__Consignas de trabajo__:
1 - Copia sin ningún cambio el fragmento del texto sobre el acuerdo marítimo con Líbano que empieza con las palabras que contienen "La única relación" y termina con "cualquier país razonable.".
2 - Indica si cada afirmación coincide con el texto sobre el acuerdo marítimo con Líbano: (a) Reuters dio la noticia el lunes 24 de octubre; (b) el texto sostiene que el acuerdo garantiza la paz; (c) el texto propone vender a Líbano el gas de las aguas territoriales si quiere comprarlo. Responde sí o no a cada una y cita las palabras del texto que lo deciden.
3 - Prosigue el texto sobre el acuerdo marítimo con Líbano a partir de su última oración.

__Texto citado__:

»»

«Hace algunas semanas el Tribunal Supremo de Israel rechazó las peticiones que habrían retrasado un acuerdo histórico, con la mediación de EUA, para establecer una frontera marítima con Líbano, Washington predijo que podría pronto», dijo Reuters el lunes 24 de octubre. Pero si el acuerdo no garantiza la paz -y no lo hace-, debilita tu posición y cede territorio a un enemigo que ha jurado matarte, sin ni siquiera una promesa formal de cese de hostilidades, ¿Qué hay que aclamar en ese acuerdo? ¿por qué se describe como un acuerdo «histórico»?
La única relación que deberíamos tener con Líbano es comercial: Sacamos el gas que está en nuestras aguas territoriales y se lo vendemos, si quieren comprarlo. Esto es lo que haría cualquier país razonable.

««

__Listado proporcionado__:
»»

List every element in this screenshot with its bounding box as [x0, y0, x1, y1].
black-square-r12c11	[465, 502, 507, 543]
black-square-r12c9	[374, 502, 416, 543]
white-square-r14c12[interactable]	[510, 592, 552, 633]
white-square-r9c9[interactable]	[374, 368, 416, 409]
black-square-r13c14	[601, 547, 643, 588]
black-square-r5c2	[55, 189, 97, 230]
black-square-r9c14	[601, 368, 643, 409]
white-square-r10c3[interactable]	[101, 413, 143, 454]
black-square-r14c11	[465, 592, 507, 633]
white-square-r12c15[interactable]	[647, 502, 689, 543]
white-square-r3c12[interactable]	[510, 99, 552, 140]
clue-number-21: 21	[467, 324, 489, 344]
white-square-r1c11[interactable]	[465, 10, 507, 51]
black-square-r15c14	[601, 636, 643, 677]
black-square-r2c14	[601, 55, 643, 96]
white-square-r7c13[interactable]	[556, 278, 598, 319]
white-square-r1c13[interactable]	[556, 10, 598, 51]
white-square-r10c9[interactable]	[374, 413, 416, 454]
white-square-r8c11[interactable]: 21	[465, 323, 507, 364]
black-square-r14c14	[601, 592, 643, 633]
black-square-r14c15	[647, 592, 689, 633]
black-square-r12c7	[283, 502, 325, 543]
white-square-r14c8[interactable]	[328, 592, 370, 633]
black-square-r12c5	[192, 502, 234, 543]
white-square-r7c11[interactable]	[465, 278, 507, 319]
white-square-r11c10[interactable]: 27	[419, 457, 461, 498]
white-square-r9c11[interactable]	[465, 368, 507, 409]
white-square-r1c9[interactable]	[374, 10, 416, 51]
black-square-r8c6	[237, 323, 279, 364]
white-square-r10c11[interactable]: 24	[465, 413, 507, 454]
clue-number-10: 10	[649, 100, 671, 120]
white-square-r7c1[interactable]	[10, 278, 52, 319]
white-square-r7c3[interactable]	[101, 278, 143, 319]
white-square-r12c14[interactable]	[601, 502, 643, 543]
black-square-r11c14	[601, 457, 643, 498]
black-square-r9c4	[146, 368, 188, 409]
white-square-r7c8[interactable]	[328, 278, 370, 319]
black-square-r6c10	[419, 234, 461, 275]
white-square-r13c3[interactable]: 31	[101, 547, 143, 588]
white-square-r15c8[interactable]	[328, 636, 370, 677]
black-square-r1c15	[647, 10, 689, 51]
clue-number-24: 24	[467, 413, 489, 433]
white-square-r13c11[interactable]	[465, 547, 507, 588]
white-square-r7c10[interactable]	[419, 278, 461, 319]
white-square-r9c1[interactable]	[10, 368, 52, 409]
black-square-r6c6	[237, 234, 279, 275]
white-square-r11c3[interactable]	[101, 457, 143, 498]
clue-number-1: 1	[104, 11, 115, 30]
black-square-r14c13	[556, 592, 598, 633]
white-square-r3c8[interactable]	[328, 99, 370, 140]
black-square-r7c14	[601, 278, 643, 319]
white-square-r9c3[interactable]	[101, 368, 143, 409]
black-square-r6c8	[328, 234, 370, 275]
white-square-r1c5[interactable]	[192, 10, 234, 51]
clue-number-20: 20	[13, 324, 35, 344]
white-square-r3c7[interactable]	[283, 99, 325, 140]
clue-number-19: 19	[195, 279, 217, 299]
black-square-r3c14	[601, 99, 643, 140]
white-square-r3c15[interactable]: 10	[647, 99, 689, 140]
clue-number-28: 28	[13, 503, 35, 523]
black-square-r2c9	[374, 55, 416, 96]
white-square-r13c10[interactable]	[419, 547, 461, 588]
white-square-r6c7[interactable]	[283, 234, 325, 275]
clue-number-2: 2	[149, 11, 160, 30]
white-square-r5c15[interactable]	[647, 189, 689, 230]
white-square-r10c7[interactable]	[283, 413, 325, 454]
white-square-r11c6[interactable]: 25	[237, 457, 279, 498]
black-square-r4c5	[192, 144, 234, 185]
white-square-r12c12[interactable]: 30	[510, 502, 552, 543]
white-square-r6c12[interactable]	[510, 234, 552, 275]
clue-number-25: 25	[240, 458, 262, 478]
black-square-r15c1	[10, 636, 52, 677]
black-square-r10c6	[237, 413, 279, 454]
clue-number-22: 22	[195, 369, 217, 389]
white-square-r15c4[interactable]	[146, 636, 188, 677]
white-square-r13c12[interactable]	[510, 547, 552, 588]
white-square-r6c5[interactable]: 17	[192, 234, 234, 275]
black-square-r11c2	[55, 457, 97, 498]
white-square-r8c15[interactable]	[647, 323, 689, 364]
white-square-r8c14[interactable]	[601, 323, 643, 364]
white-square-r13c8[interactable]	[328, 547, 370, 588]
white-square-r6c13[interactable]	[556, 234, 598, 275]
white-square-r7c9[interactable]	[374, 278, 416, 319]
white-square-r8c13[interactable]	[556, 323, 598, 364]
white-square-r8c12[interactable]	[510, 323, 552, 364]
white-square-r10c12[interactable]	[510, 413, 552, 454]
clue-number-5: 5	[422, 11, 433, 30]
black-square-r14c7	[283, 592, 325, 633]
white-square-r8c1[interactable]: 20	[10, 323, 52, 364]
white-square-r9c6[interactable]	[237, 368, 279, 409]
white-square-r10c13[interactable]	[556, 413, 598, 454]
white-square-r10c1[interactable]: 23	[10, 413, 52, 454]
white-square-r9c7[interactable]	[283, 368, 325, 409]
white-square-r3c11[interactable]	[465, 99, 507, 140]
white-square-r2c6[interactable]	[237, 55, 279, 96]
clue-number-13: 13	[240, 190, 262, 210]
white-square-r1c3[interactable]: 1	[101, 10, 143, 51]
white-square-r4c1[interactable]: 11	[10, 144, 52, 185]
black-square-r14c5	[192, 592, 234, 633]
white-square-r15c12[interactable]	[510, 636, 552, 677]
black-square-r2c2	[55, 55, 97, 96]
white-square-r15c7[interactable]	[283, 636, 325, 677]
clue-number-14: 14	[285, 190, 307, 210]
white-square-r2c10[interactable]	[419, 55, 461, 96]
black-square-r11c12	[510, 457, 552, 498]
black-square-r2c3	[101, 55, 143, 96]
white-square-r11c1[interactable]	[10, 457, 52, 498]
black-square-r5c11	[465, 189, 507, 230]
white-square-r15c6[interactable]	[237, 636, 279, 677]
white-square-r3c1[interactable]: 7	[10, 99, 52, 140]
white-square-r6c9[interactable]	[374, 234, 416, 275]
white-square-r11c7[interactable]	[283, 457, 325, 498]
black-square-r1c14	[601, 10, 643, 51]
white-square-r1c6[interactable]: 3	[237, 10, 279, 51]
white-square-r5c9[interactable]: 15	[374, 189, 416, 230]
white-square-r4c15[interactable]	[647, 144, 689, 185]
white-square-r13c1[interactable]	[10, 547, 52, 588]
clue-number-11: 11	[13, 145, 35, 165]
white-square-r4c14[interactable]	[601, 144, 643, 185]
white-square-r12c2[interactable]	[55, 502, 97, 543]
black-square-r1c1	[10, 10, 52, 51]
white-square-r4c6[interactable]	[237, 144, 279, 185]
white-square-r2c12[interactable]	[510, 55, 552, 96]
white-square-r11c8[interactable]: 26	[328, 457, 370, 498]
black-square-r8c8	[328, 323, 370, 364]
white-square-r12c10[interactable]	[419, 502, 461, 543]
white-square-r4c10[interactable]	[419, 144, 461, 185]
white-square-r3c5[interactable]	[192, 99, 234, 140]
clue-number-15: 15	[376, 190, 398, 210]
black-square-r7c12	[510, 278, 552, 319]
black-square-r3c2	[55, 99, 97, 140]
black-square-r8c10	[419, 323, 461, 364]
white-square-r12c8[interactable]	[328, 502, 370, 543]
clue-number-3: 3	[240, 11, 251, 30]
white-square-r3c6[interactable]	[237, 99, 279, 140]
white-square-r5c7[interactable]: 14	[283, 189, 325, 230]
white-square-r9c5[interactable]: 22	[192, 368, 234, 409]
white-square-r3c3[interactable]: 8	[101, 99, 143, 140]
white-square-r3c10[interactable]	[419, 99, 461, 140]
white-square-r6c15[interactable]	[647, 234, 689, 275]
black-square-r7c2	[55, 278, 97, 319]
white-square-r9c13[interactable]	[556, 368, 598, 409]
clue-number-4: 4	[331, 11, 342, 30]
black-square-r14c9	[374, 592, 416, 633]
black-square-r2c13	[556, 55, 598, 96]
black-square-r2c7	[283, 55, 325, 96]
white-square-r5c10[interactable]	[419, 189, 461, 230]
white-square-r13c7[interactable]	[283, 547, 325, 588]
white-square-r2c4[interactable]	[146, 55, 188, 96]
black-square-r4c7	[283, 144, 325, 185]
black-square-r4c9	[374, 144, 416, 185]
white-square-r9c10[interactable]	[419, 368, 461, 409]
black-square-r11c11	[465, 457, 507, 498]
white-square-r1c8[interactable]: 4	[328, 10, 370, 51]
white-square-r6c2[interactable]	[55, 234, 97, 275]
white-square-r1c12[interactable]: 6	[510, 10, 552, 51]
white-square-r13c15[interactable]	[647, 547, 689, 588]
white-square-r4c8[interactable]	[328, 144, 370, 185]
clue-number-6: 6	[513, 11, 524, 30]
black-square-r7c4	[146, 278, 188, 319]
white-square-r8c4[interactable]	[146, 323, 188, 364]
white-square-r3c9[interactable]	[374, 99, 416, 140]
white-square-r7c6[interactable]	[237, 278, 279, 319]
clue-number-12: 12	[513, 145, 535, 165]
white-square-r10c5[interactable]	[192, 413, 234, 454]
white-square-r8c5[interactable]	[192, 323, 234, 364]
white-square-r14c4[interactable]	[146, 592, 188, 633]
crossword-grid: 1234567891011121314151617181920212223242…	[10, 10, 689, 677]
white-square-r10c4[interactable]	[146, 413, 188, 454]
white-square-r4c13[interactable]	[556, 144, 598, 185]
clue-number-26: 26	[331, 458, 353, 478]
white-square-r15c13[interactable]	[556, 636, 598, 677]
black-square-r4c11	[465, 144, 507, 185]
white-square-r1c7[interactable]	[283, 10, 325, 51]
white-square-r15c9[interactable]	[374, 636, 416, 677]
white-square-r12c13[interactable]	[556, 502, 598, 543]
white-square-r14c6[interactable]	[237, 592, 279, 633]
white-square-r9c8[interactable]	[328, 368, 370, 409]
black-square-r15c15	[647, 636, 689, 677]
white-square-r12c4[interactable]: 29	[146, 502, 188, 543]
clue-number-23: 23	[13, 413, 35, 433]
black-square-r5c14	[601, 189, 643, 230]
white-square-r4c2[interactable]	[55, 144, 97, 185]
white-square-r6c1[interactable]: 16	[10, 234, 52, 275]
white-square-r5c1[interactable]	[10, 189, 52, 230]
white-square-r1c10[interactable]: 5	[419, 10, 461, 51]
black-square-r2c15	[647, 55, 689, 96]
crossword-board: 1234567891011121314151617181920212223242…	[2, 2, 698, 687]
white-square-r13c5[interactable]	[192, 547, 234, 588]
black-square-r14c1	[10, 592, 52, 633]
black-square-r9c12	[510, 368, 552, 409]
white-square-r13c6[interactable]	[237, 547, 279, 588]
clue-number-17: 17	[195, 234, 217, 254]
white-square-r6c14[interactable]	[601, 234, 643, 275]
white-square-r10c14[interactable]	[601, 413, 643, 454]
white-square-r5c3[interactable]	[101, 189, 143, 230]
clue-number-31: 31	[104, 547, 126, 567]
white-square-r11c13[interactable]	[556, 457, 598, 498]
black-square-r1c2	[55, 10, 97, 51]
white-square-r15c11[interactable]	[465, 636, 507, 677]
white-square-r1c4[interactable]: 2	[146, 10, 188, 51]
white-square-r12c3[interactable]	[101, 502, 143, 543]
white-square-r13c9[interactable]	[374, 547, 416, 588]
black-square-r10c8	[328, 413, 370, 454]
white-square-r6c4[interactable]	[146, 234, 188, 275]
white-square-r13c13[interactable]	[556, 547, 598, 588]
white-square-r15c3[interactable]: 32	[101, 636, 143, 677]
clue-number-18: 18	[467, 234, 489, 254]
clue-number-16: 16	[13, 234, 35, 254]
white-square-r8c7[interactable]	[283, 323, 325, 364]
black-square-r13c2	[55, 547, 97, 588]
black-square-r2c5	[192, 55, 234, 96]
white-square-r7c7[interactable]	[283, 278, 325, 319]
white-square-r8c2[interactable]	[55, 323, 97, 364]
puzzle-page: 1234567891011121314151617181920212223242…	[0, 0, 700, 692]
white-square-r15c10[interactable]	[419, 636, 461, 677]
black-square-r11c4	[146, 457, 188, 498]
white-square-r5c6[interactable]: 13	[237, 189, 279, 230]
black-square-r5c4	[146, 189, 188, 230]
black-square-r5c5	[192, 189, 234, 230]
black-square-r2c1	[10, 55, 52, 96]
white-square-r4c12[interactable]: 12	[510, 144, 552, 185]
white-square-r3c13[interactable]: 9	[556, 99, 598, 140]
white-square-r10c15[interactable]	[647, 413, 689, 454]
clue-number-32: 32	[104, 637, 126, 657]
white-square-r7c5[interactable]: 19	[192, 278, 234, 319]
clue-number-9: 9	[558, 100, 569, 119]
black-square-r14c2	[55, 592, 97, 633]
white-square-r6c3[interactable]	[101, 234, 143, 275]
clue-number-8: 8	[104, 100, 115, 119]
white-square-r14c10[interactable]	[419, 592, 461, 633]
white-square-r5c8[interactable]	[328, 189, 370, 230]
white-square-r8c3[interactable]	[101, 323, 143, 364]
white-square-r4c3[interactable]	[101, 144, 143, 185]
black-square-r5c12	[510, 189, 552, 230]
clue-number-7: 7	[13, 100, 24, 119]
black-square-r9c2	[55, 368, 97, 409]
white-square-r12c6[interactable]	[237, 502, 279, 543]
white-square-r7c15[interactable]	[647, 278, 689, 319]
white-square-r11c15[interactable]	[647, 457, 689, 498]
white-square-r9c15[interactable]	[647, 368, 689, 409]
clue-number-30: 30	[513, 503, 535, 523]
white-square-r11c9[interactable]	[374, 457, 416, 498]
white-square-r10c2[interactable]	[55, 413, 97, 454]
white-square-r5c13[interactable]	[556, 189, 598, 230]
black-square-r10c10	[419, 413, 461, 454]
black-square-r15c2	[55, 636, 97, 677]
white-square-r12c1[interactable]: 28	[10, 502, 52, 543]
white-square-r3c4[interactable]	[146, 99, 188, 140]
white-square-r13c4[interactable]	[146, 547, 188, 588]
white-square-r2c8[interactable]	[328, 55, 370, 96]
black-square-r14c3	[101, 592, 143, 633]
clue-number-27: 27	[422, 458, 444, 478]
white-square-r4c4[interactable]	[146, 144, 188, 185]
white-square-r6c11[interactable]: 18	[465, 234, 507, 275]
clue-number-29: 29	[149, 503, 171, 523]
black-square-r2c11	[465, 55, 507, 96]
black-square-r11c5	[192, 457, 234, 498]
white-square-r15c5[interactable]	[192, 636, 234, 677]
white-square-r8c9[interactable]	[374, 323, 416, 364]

««

__Tareas resueltas__:
1 -
La única relación que deberíamos tener con Líbano es comercial: Sacamos el gas que está en nuestras aguas territoriales y se lo vendemos, si quieren comprarlo. Esto es lo que haría cualquier país razonable.

2 -
(a) Sí: «dijo Reuters el lunes 24 de octubre».
(b) No: «si el acuerdo no garantiza la paz -y no lo hace-».
(c) Sí: «Sacamos el gas que está en nuestras aguas territoriales y se lo vendemos, si quieren comprarlo».

3 -
Entiendo que parece que esta política no deja espacio para la paz, de todos modos, nadie quiere paz en el otro lado, así que, para empezar, no hay espacio para la paz. Por el contrario, deberíamos centrarnos en fortalecernos, para disuadir al enemigo de albergar pensamiento de agresión, que provocaría bajas en ambos bandos (principalmente en el suyo) y seguiría sin llevarnos a la paz. Cuando tu enemigo es de gatillo fácil, una muestra de fuerza y coraje es la mejor disuasión, la mejor manera de evitar una escalada de violencia.
En Israel solía haber un eslogan: tierra por paz. Promovía la idea de que, si les dábamos tierra a los árabes, ellos nos darían paz. Lo intentamos varias veces. Intentamos firmar acuerdos con base en esa fórmula, intentamos ceder tierras, incluso sin un acuerdo, creyendo que si la otra parte obtenía la tierra que quería, dejaría de luchar. Ninguna de las dos fórmulas funcionó. La única fórmula que tiene sentido es paz por paz. Si la otra parte quiere paz tendrá paz; si quiere guerra tendrá guerra.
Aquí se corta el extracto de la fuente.